Data items
★ ★ ★ ★ ★

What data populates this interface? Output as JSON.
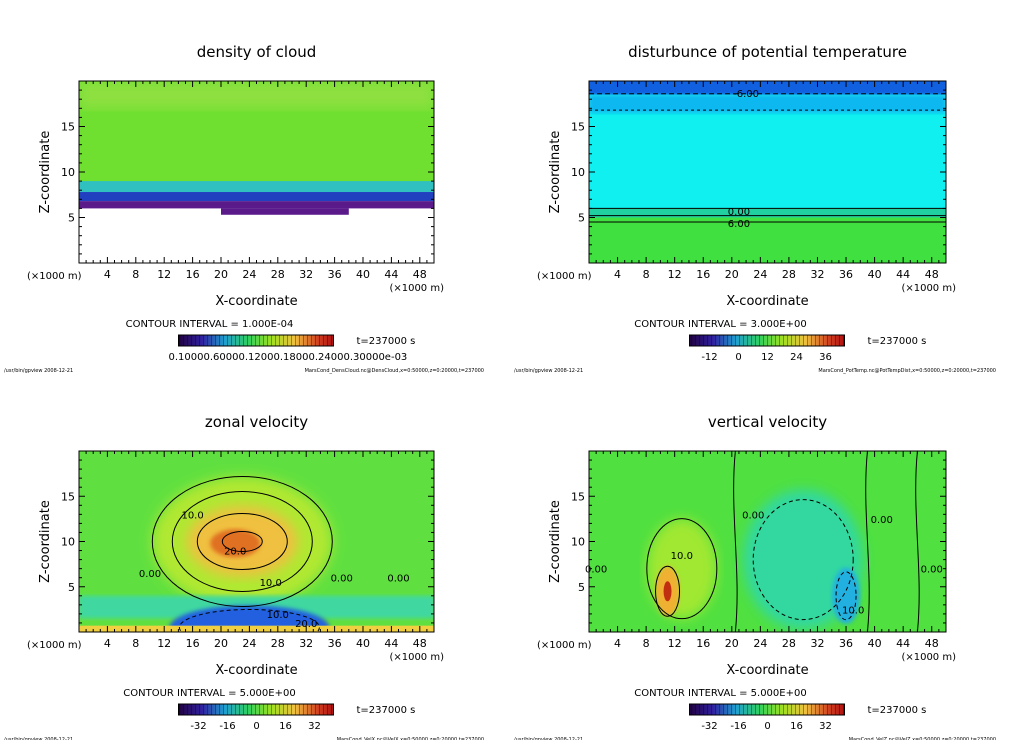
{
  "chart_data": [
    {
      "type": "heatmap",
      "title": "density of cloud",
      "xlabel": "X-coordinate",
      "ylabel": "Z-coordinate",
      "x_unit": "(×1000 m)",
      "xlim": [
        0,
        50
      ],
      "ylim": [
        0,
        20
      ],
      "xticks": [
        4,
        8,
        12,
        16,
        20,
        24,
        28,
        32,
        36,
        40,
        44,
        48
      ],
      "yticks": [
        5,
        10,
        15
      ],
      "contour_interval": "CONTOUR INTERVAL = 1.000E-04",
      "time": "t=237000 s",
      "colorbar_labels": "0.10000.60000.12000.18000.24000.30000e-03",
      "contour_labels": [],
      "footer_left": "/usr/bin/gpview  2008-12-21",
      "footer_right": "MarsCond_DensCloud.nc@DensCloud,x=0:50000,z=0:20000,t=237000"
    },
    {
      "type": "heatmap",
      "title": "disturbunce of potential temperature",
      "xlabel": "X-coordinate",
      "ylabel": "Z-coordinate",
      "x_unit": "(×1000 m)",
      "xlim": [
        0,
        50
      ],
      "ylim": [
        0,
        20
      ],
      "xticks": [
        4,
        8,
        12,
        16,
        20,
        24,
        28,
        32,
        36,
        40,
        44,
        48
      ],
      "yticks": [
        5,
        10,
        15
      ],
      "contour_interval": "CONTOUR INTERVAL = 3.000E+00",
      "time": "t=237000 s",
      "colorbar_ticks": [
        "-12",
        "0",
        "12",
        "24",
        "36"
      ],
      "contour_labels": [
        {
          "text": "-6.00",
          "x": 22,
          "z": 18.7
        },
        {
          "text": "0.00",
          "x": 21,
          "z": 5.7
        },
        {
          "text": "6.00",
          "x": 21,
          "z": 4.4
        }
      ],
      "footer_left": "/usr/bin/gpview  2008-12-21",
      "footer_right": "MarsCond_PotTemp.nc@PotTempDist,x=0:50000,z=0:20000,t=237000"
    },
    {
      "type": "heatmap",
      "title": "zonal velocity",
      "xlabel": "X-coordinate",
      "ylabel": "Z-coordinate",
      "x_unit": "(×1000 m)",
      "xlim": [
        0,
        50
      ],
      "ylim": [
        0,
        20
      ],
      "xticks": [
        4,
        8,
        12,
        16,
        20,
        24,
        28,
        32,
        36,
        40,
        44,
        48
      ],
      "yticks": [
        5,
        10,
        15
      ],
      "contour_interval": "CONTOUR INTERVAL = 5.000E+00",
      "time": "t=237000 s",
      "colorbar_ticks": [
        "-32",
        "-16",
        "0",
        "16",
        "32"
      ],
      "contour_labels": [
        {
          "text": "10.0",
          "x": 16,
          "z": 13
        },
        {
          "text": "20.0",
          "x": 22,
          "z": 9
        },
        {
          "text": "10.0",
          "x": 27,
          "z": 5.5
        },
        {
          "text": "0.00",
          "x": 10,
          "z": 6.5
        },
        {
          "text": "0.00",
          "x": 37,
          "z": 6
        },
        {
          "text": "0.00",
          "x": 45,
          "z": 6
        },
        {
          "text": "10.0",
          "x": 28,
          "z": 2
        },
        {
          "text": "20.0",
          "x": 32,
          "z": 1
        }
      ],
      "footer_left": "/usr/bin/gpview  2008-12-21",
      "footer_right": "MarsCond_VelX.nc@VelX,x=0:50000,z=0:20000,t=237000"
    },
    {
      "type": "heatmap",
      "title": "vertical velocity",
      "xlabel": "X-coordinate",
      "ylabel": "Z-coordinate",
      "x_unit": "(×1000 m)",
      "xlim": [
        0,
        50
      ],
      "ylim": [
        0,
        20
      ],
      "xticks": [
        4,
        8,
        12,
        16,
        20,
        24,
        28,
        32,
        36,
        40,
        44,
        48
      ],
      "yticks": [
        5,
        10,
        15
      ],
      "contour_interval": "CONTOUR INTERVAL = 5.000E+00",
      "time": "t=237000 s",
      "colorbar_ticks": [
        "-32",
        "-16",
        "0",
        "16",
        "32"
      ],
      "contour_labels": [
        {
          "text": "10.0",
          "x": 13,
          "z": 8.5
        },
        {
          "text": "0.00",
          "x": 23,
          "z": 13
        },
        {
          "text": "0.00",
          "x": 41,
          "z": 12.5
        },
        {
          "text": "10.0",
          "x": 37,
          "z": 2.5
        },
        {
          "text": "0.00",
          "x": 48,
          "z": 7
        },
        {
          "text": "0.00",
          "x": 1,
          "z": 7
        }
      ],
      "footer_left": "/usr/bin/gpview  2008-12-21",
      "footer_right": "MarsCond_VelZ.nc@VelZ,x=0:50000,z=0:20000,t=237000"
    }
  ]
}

★ ★ ★ ★ ★

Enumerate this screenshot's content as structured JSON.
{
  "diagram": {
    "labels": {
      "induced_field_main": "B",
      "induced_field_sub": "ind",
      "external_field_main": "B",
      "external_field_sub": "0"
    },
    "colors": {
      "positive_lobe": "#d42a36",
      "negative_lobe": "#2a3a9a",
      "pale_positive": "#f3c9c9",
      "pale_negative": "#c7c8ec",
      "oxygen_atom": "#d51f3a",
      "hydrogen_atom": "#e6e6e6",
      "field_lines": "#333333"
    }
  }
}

★ ★ ★ ★ ★

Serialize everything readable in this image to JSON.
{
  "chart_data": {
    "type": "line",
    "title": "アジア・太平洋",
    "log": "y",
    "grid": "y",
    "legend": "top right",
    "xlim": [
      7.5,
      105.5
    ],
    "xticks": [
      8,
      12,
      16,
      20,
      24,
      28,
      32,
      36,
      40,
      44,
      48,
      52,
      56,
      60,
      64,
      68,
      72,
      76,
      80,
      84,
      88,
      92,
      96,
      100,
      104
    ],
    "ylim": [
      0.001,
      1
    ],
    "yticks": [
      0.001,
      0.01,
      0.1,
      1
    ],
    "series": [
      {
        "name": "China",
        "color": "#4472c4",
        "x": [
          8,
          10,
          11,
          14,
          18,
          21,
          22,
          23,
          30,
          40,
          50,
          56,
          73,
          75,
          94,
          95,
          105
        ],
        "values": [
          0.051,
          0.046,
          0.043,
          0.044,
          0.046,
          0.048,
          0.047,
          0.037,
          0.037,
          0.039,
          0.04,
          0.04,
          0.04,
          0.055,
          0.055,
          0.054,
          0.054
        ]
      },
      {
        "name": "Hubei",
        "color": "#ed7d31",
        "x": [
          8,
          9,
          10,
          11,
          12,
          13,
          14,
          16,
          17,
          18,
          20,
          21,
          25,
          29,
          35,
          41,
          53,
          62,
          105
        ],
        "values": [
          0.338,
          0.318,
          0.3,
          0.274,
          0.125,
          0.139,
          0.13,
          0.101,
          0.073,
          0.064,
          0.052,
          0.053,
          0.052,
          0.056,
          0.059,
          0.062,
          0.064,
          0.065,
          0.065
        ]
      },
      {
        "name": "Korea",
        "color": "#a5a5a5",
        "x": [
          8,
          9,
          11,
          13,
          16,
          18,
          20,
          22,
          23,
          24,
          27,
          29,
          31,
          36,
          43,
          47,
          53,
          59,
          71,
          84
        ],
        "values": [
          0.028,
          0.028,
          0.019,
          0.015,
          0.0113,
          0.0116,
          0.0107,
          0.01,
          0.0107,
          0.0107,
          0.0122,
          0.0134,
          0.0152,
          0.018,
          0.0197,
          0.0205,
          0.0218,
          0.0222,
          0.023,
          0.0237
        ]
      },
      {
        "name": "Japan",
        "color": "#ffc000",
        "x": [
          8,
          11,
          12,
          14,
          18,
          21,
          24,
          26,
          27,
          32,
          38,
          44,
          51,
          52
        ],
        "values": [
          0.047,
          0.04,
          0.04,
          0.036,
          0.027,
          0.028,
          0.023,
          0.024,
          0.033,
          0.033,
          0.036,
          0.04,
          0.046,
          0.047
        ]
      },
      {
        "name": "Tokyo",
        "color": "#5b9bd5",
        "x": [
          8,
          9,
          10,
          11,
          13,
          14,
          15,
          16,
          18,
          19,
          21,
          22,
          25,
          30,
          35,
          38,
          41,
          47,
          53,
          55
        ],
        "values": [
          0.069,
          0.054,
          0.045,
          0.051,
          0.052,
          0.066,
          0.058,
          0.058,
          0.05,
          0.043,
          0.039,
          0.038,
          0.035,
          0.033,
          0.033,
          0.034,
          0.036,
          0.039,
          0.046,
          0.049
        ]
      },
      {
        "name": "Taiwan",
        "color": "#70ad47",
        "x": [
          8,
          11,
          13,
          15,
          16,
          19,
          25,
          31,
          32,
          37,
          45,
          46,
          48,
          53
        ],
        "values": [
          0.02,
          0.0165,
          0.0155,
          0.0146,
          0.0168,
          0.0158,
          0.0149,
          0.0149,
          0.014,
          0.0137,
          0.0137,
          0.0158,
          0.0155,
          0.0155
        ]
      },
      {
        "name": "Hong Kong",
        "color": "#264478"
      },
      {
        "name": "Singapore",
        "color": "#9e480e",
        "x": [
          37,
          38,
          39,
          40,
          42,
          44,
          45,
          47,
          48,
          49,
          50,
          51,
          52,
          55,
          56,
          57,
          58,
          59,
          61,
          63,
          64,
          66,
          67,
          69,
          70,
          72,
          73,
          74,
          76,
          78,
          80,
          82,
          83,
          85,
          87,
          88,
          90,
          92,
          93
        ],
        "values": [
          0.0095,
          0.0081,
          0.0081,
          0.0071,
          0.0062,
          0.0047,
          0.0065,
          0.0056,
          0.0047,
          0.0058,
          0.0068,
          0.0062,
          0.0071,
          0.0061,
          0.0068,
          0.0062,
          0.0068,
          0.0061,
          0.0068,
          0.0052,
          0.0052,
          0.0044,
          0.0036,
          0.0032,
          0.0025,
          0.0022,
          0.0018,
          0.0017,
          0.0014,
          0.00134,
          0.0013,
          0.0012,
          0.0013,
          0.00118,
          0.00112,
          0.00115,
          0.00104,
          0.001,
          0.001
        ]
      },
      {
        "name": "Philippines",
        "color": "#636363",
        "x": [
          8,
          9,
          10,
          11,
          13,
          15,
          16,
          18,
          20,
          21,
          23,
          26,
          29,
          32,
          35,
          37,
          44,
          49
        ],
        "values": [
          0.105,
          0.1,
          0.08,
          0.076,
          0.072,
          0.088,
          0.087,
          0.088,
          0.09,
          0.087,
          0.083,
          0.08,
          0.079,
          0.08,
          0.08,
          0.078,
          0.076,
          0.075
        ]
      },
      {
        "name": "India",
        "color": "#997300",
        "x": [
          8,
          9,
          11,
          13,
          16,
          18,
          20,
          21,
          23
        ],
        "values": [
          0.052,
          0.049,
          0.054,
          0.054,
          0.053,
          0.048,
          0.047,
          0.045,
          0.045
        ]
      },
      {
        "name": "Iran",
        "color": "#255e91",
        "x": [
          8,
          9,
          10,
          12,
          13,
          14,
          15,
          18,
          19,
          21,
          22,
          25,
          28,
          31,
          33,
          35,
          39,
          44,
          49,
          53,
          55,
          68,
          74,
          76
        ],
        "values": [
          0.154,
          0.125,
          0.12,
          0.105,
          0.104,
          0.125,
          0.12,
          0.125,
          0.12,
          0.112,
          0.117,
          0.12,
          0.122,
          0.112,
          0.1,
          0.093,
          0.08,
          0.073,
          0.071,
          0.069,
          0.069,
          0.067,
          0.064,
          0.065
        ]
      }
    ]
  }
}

★ ★ ★ ★ ★

_Short problem_:
Whichever lines contain the string "velocity", select and copy them.

_Exercise output_:
      "title": "zonal velocity",
      "title": "vertical velocity",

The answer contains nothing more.